Dataset entries:

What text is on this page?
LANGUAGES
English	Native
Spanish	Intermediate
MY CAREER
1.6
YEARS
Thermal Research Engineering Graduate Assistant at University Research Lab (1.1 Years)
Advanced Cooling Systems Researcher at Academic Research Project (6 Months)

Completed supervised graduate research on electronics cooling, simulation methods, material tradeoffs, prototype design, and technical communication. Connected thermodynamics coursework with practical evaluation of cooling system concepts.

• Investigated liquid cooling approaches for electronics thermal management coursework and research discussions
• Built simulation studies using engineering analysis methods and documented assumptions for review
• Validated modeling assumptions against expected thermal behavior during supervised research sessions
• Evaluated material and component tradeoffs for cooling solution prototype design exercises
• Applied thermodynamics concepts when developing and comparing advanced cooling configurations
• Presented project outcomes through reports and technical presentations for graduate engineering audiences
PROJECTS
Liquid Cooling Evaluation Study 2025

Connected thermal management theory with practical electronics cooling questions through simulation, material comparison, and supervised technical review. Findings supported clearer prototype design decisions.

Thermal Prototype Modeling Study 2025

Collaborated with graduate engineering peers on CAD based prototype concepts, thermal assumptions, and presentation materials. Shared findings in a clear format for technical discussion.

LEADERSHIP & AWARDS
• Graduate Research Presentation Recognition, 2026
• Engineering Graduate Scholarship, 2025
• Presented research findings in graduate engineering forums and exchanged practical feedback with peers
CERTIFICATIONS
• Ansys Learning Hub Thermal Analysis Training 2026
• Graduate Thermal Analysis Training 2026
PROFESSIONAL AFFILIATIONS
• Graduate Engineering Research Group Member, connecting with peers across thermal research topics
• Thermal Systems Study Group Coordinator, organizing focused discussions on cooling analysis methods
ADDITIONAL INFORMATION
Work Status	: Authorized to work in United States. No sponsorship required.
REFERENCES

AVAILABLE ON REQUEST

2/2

**THE EXERCISE**: Your task is to output the full set of records exactly as presented.

**REPLY TO THE EXERCISE**:
What text is on this page?
LANGUAGES
English	Native
Spanish	Intermediate
MY CAREER
1.6
YEARS
Thermal Research Engineering Graduate Assistant at University Research Lab (1.1 Years)
Advanced Cooling Systems Researcher at Academic Research Project (6 Months)

Completed supervised graduate research on electronics cooling, simulation methods, material tradeoffs, prototype design, and technical communication. Connected thermodynamics coursework with practical evaluation of cooling system concepts.

• Investigated liquid cooling approaches for electronics thermal management coursework and research discussions
• Built simulation studies using engineering analysis methods and documented assumptions for review
• Validated modeling assumptions against expected thermal behavior during supervised research sessions
• Evaluated material and component tradeoffs for cooling solution prototype design exercises
• Applied thermodynamics concepts when developing and comparing advanced cooling configurations
• Presented project outcomes through reports and technical presentations for graduate engineering audiences
PROJECTS
Liquid Cooling Evaluation Study 2025

Connected thermal management theory with practical electronics cooling questions through simulation, material comparison, and supervised technical review. Findings supported clearer prototype design decisions.

Thermal Prototype Modeling Study 2025

Collaborated with graduate engineering peers on CAD based prototype concepts, thermal assumptions, and presentation materials. Shared findings in a clear format for technical discussion.

LEADERSHIP & AWARDS
• Graduate Research Presentation Recognition, 2026
• Engineering Graduate Scholarship, 2025
• Presented research findings in graduate engineering forums and exchanged practical feedback with peers
CERTIFICATIONS
• Ansys Learning Hub Thermal Analysis Training 2026
• Graduate Thermal Analysis Training 2026
PROFESSIONAL AFFILIATIONS
• Graduate Engineering Research Group Member, connecting with peers across thermal research topics
• Thermal Systems Study Group Coordinator, organizing focused discussions on cooling analysis methods
ADDITIONAL INFORMATION
Work Status	: Authorized to work in United States. No sponsorship required.
REFERENCES

AVAILABLE ON REQUEST

2/2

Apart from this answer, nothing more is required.